Working from the material below, print the lines from the line holding "Transcribe this image's" through its final line, inclusive, exactly and with nothing else; pictures are excluded.

┌──

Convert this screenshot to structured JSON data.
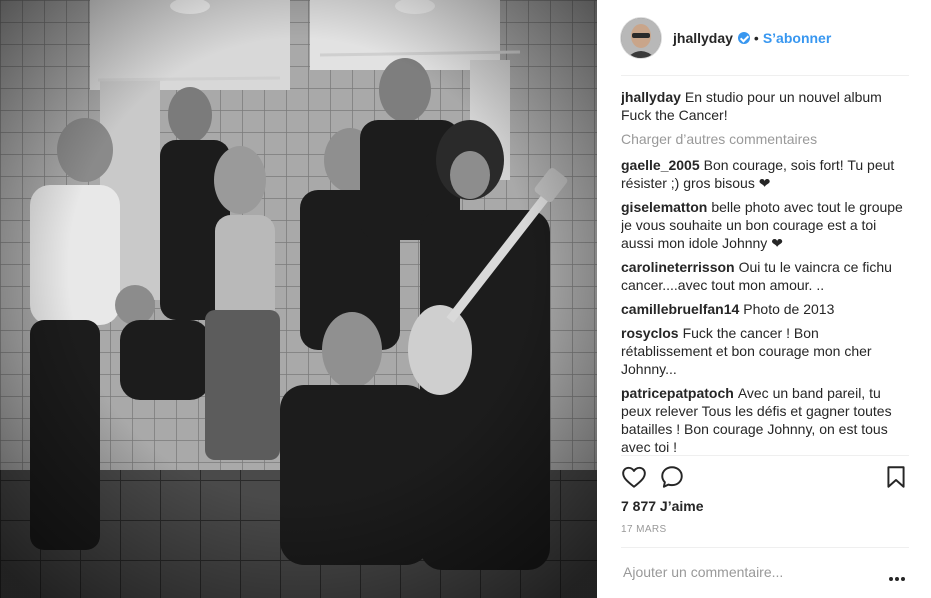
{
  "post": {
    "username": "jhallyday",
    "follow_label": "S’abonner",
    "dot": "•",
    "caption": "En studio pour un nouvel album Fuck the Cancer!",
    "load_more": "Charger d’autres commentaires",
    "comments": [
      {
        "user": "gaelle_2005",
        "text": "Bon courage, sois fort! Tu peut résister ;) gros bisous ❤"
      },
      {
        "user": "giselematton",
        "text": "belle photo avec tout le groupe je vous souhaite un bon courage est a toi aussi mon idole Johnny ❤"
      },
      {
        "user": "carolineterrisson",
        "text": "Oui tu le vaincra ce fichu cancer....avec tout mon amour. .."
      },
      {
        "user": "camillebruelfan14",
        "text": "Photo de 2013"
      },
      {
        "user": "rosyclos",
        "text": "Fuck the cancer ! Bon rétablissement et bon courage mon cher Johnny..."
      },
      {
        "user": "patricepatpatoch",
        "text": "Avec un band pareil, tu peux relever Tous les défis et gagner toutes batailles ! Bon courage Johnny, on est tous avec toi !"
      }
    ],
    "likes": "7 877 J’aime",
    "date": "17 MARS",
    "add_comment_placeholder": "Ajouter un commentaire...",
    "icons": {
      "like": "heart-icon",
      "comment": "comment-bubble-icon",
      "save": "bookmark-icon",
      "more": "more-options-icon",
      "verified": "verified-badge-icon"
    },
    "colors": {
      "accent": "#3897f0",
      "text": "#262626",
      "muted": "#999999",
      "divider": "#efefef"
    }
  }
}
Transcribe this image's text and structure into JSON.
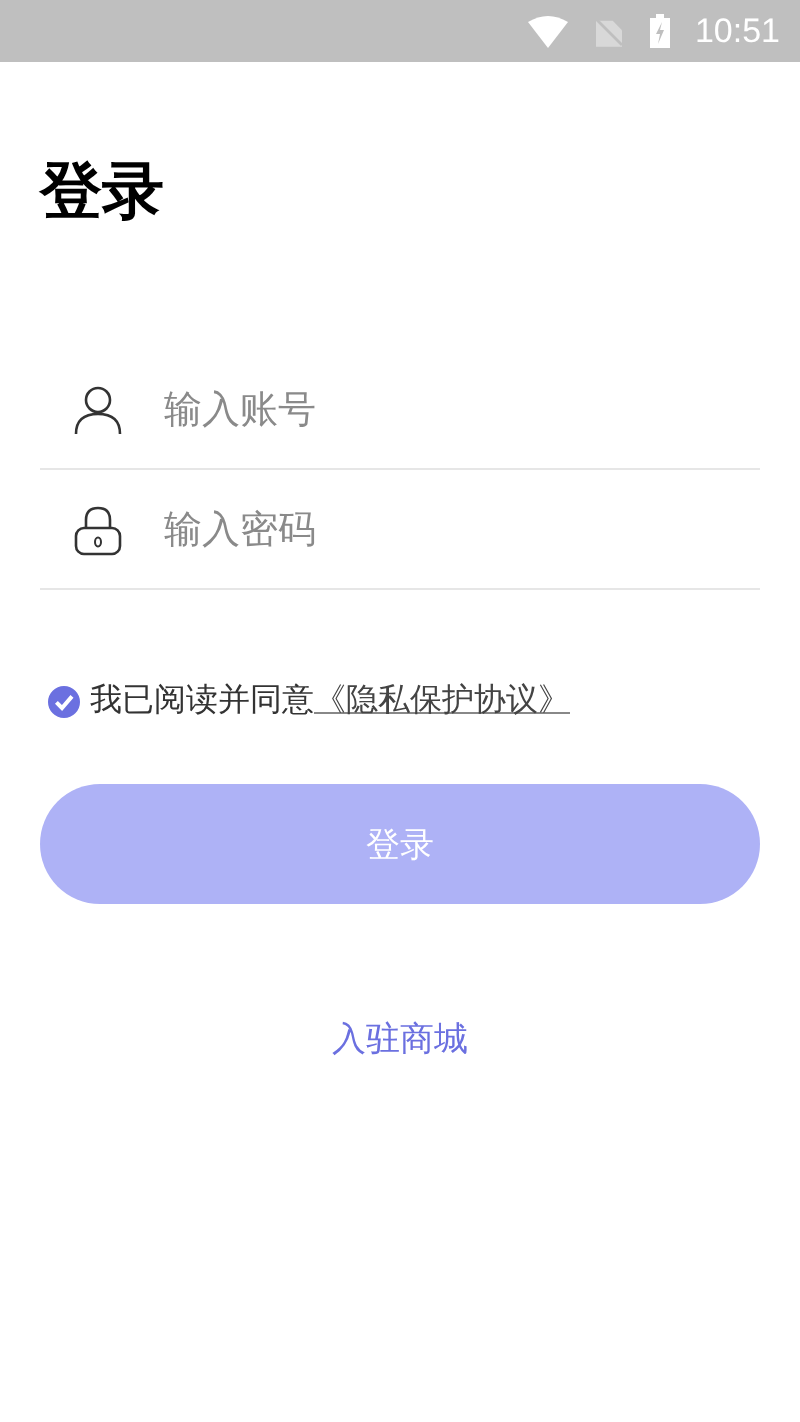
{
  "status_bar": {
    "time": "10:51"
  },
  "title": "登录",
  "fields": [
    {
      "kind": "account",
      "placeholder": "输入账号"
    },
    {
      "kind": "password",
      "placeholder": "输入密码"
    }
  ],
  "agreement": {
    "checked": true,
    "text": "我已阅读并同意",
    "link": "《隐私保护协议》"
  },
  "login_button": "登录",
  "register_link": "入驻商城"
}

└──

● **Solved problem**:
Transcribe this image's text and structure into JSON.
{
  "status_bar": {
    "time": "10:51"
  },
  "title": "登录",
  "fields": [
    {
      "kind": "account",
      "placeholder": "输入账号"
    },
    {
      "kind": "password",
      "placeholder": "输入密码"
    }
  ],
  "agreement": {
    "checked": true,
    "text": "我已阅读并同意",
    "link": "《隐私保护协议》"
  },
  "login_button": "登录",
  "register_link": "入驻商城"
}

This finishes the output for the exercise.